#### What you will do
Go over the listing below line by line and tally those containing "content". Give only the tally.

(Extracted data entries)
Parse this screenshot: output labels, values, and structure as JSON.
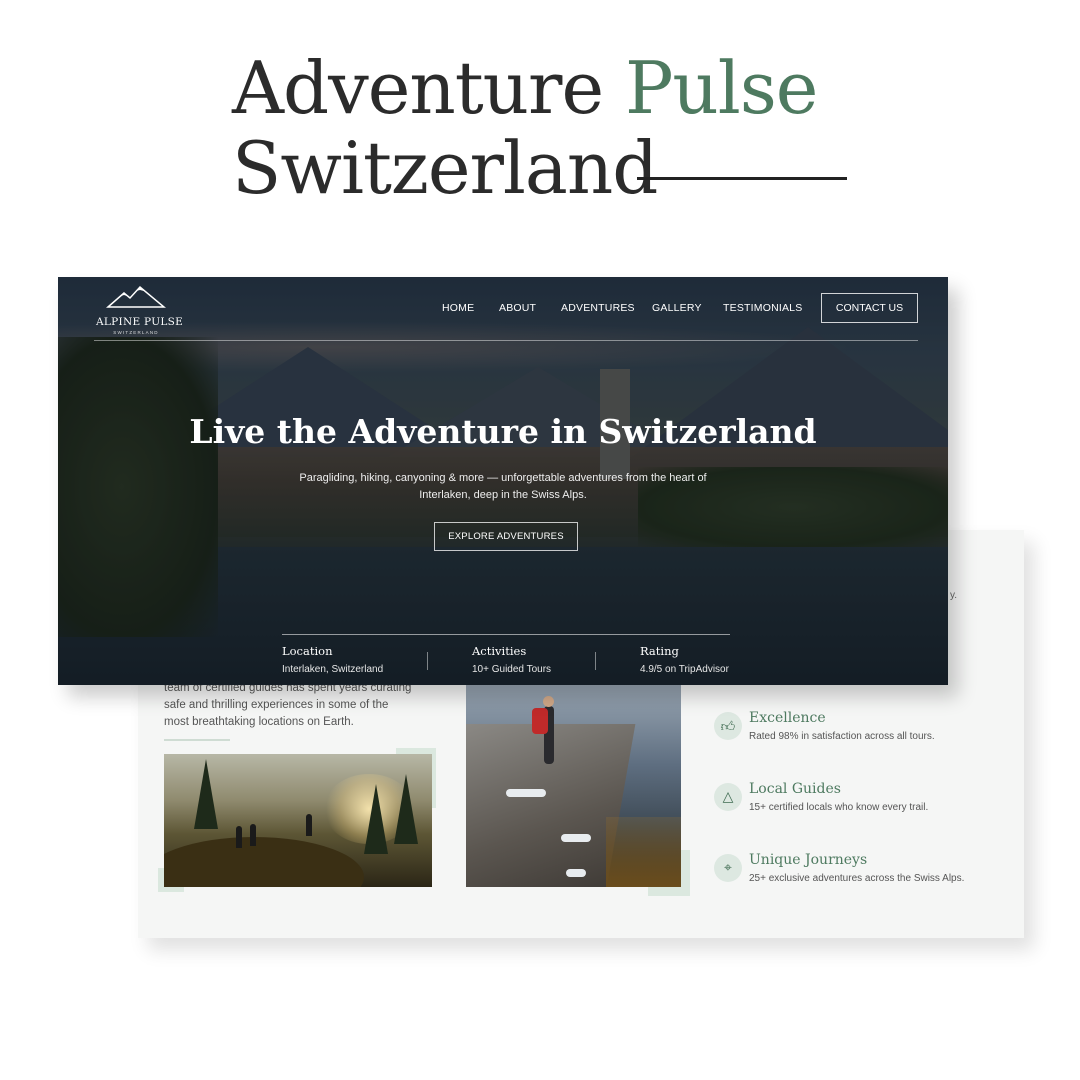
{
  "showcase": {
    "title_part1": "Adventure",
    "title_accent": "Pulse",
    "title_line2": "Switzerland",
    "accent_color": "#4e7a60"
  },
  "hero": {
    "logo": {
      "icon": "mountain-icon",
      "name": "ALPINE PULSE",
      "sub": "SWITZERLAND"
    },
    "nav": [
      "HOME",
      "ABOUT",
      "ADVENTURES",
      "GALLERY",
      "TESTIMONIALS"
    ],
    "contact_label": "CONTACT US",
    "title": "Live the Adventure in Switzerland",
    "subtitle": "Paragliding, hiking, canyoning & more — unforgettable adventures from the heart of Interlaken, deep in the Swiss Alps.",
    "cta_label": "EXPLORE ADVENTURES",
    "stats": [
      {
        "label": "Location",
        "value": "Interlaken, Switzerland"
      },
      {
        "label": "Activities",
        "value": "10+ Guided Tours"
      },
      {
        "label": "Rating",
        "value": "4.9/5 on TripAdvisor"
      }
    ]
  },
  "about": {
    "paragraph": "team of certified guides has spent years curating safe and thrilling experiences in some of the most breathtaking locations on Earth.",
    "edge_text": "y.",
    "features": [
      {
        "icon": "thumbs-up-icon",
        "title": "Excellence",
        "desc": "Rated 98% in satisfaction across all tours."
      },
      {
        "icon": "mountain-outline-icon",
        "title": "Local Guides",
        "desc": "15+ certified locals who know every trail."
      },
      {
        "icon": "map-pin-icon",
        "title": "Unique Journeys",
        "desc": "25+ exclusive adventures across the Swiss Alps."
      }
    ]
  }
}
--
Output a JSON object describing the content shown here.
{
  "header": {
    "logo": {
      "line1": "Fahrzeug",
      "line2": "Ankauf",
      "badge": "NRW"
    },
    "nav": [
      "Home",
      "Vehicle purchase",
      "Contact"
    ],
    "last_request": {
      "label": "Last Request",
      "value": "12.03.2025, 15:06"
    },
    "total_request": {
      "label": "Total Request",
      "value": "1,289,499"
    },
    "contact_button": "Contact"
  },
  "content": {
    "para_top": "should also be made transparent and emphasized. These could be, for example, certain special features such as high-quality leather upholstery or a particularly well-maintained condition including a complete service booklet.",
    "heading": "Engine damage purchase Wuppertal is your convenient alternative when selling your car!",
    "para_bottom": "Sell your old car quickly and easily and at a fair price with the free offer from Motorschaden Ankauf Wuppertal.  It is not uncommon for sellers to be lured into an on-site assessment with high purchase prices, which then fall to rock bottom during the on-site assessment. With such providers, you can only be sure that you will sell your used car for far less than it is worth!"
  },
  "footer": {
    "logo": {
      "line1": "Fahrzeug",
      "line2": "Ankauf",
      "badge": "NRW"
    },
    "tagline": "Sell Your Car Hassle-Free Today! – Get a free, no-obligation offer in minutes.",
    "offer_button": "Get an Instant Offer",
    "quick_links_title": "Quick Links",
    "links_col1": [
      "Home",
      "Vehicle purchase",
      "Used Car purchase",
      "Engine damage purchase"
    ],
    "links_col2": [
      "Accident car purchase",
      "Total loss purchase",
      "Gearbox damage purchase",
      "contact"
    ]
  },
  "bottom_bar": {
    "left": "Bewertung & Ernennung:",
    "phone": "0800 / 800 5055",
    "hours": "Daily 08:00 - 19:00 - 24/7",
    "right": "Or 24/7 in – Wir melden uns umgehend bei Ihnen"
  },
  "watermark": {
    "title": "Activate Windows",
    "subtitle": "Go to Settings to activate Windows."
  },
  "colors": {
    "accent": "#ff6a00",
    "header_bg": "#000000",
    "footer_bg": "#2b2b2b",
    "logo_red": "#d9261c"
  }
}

#### Answer to the exercise
2